■ **Stated exercise**
Go through the data below and gather each line containing "ICAO".

— START OF Material supplied —

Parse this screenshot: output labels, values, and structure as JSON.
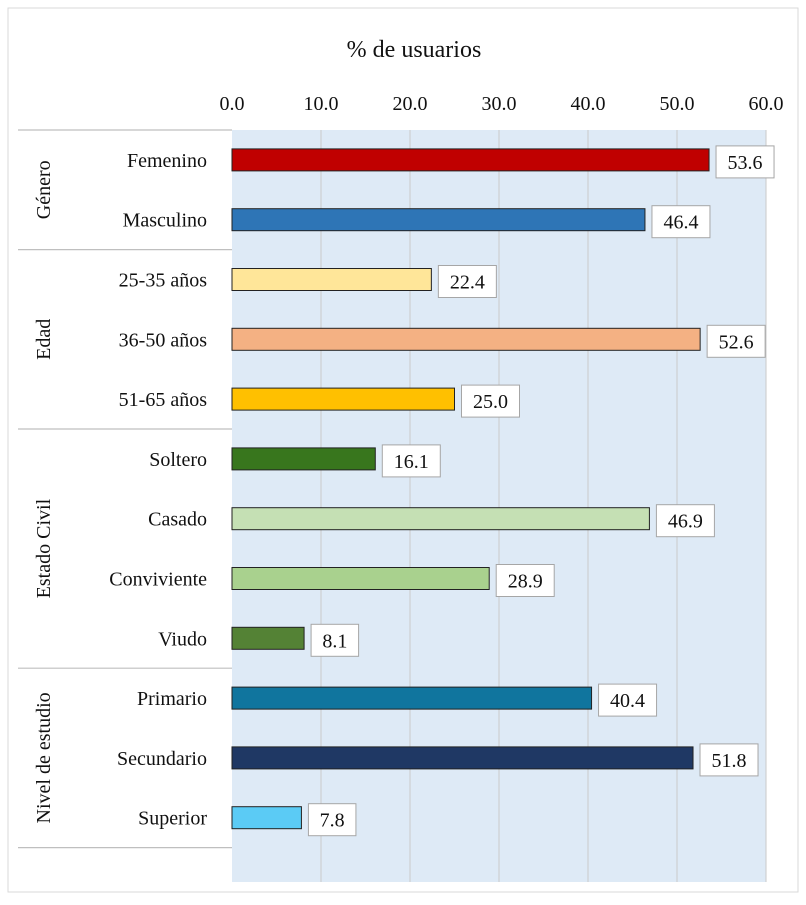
{
  "chart_data": {
    "type": "bar",
    "orientation": "horizontal",
    "title": "% de usuarios",
    "xlim": [
      0,
      60
    ],
    "xticks": [
      "0.0",
      "10.0",
      "20.0",
      "30.0",
      "40.0",
      "50.0",
      "60.0"
    ],
    "grid": true,
    "legend": "none",
    "groups": [
      {
        "name": "Género",
        "items": [
          {
            "label": "Femenino",
            "value": 53.6,
            "value_label": "53.6",
            "color": "#C00000"
          },
          {
            "label": "Masculino",
            "value": 46.4,
            "value_label": "46.4",
            "color": "#2E75B6"
          }
        ]
      },
      {
        "name": "Edad",
        "items": [
          {
            "label": "25-35 años",
            "value": 22.4,
            "value_label": "22.4",
            "color": "#FFE699"
          },
          {
            "label": "36-50 años",
            "value": 52.6,
            "value_label": "52.6",
            "color": "#F4B183"
          },
          {
            "label": "51-65 años",
            "value": 25.0,
            "value_label": "25.0",
            "color": "#FFC000"
          }
        ]
      },
      {
        "name": "Estado Civil",
        "items": [
          {
            "label": "Soltero",
            "value": 16.1,
            "value_label": "16.1",
            "color": "#38761D"
          },
          {
            "label": "Casado",
            "value": 46.9,
            "value_label": "46.9",
            "color": "#C5E0B4"
          },
          {
            "label": "Conviviente",
            "value": 28.9,
            "value_label": "28.9",
            "color": "#A9D18E"
          },
          {
            "label": "Viudo",
            "value": 8.1,
            "value_label": "8.1",
            "color": "#548235"
          }
        ]
      },
      {
        "name": "Nivel de estudio",
        "items": [
          {
            "label": "Primario",
            "value": 40.4,
            "value_label": "40.4",
            "color": "#10759E"
          },
          {
            "label": "Secundario",
            "value": 51.8,
            "value_label": "51.8",
            "color": "#1F3864"
          },
          {
            "label": "Superior",
            "value": 7.8,
            "value_label": "7.8",
            "color": "#5BCBF5"
          }
        ]
      }
    ],
    "colors": {
      "plot_background": "#DEEAF6",
      "gridline": "#C9C9C9",
      "separator": "#BFBFBF",
      "bar_outline": "#222222",
      "label_border": "#A6A6A6"
    }
  }
}
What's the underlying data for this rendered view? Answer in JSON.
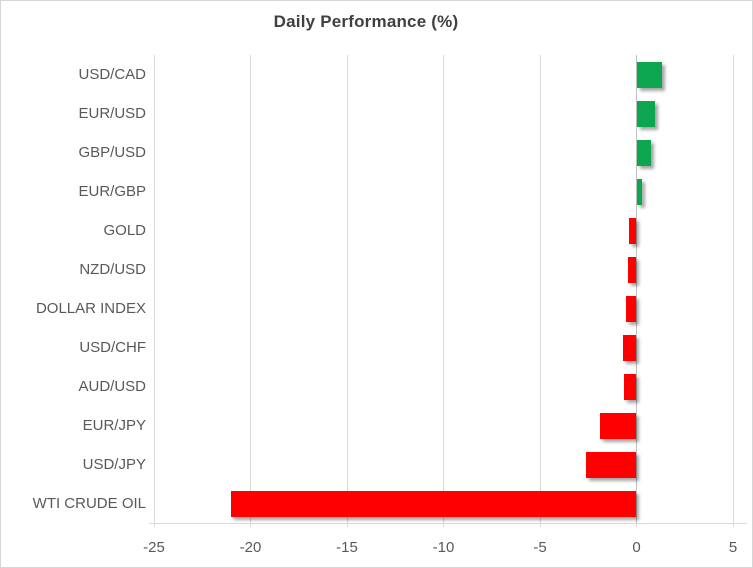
{
  "chart_data": {
    "type": "bar",
    "orientation": "horizontal",
    "title": "Daily Performance (%)",
    "categories": [
      "USD/CAD",
      "EUR/USD",
      "GBP/USD",
      "EUR/GBP",
      "GOLD",
      "NZD/USD",
      "DOLLAR INDEX",
      "USD/CHF",
      "AUD/USD",
      "EUR/JPY",
      "USD/JPY",
      "WTI CRUDE OIL"
    ],
    "values": [
      1.3,
      0.95,
      0.7,
      0.25,
      -0.4,
      -0.45,
      -0.55,
      -0.7,
      -0.65,
      -1.9,
      -2.6,
      -21.0
    ],
    "xlabel": "",
    "ylabel": "",
    "xlim": [
      -25,
      5
    ],
    "xticks": [
      -25,
      -20,
      -15,
      -10,
      -5,
      0,
      5
    ],
    "grid": "vertical",
    "legend": "none",
    "colors": {
      "positive": "#0ca64e",
      "negative": "#ff0000",
      "gridline": "#d9d9d9",
      "zero_axis": "#bfbfbf",
      "title_text": "#404040",
      "label_text": "#595959",
      "border": "#d6d6d6",
      "background": "#ffffff"
    }
  }
}
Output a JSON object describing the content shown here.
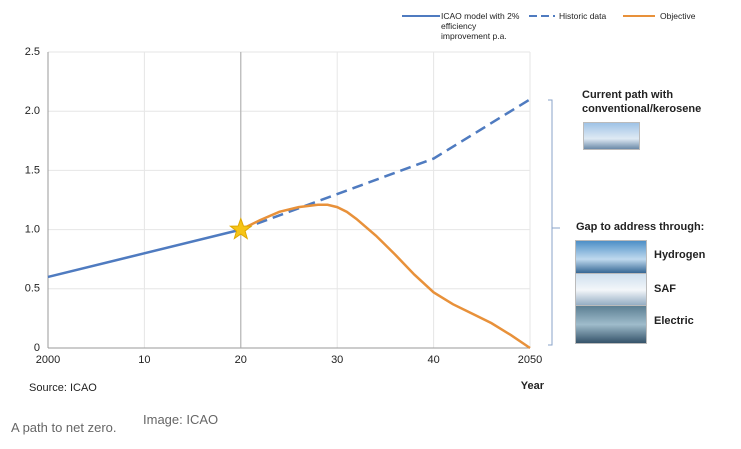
{
  "chart_data": {
    "type": "line",
    "xlabel": "Year",
    "source": "Source: ICAO",
    "xlim": [
      2000,
      2050
    ],
    "ylim": [
      0,
      2.5
    ],
    "xticks": [
      {
        "value": 2000,
        "label": "2000"
      },
      {
        "value": 2010,
        "label": "10"
      },
      {
        "value": 2020,
        "label": "20"
      },
      {
        "value": 2030,
        "label": "30"
      },
      {
        "value": 2040,
        "label": "40"
      },
      {
        "value": 2050,
        "label": "2050"
      }
    ],
    "yticks": [
      {
        "value": 0,
        "label": "0"
      },
      {
        "value": 0.5,
        "label": "0.5"
      },
      {
        "value": 1,
        "label": "1.0"
      },
      {
        "value": 1.5,
        "label": "1.5"
      },
      {
        "value": 2,
        "label": "2.0"
      },
      {
        "value": 2.5,
        "label": "2.5"
      }
    ],
    "grid": true,
    "reference_x": 2020,
    "series": [
      {
        "name": "ICAO model with 2% efficiency improvement p.a.",
        "color": "#4f7bc0",
        "dash": false,
        "x": [
          2000,
          2020
        ],
        "values": [
          0.6,
          1.0
        ]
      },
      {
        "name": "Historic data",
        "color": "#4f7bc0",
        "dash": true,
        "x": [
          2020,
          2030,
          2040,
          2050
        ],
        "values": [
          1.0,
          1.3,
          1.6,
          2.1
        ]
      },
      {
        "name": "Objective",
        "color": "#e8913a",
        "dash": false,
        "x": [
          2020,
          2022,
          2024,
          2026,
          2028,
          2029,
          2030,
          2031,
          2032,
          2034,
          2036,
          2038,
          2040,
          2042,
          2044,
          2046,
          2048,
          2050
        ],
        "values": [
          1.0,
          1.08,
          1.15,
          1.19,
          1.21,
          1.21,
          1.19,
          1.15,
          1.09,
          0.95,
          0.79,
          0.62,
          0.47,
          0.37,
          0.29,
          0.21,
          0.11,
          0.0
        ]
      }
    ],
    "side_panel": {
      "current_path": "Current path with conventional/kerosene",
      "gap_heading": "Gap to address through:",
      "options": [
        "Hydrogen",
        "SAF",
        "Electric"
      ]
    }
  },
  "caption": {
    "text": "A path to net zero.",
    "credit": "Image: ICAO"
  }
}
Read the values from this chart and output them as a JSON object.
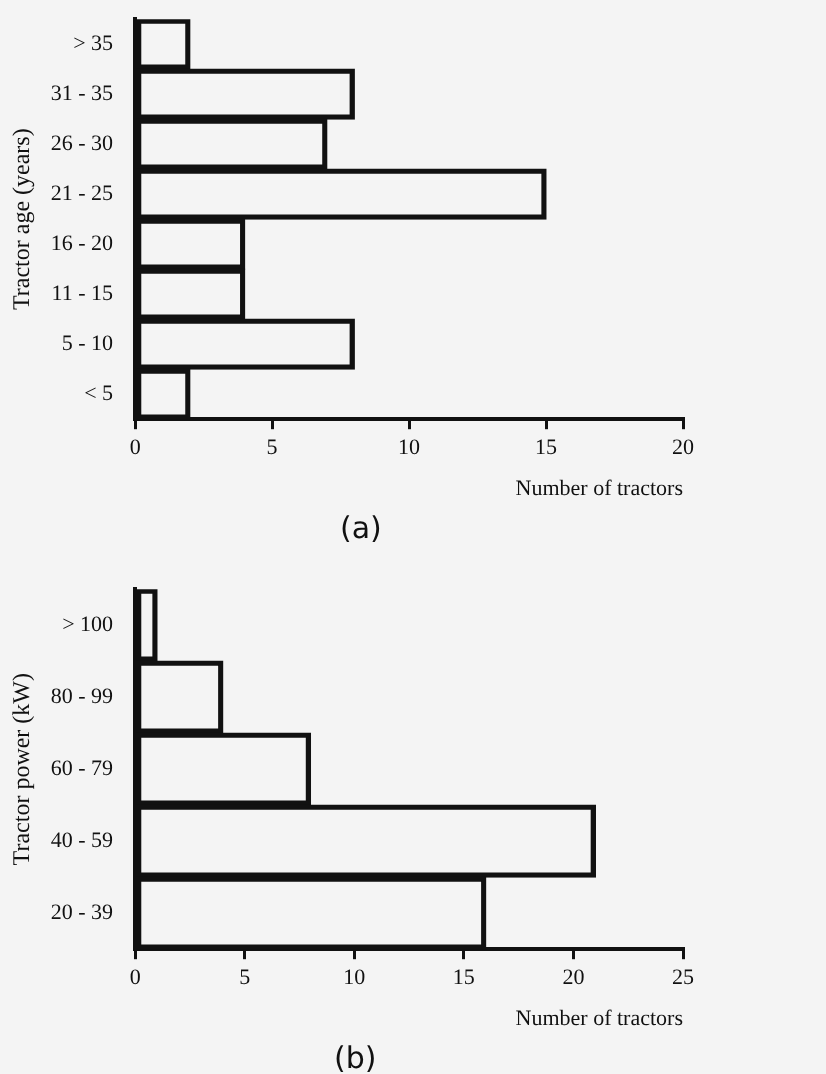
{
  "chart_data": [
    {
      "type": "bar",
      "orientation": "horizontal",
      "ylabel": "Tractor age (years)",
      "xlabel": "Number of tractors",
      "categories": [
        "> 35",
        "31 - 35",
        "26 - 30",
        "21 - 25",
        "16 - 20",
        "11 - 15",
        "5 - 10",
        "< 5"
      ],
      "values": [
        2,
        8,
        7,
        15,
        4,
        4,
        8,
        2
      ],
      "color": "#111111",
      "xlim": [
        0,
        20
      ],
      "xticks": [
        0,
        5,
        10,
        15,
        20
      ],
      "grid": false,
      "legend": false,
      "annotations": [
        "(a)"
      ]
    },
    {
      "type": "bar",
      "orientation": "horizontal",
      "ylabel": "Tractor power (kW)",
      "xlabel": "Number of tractors",
      "categories": [
        "> 100",
        "80 - 99",
        "60 - 79",
        "40 - 59",
        "20 - 39"
      ],
      "values": [
        1,
        4,
        8,
        21,
        16
      ],
      "color": "#111111",
      "xlim": [
        0,
        25
      ],
      "xticks": [
        0,
        5,
        10,
        15,
        20,
        25
      ],
      "grid": false,
      "legend": false,
      "annotations": [
        "(b)"
      ]
    }
  ]
}
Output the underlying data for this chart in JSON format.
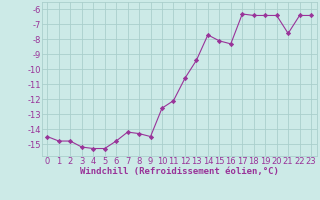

— END OF Material supplied —

■ **Answer below**
    "source": "Source: ICAO",
        "name": "ICAO model with 2% efficiency improvement p.a.",
    "credit": "Image: ICAO"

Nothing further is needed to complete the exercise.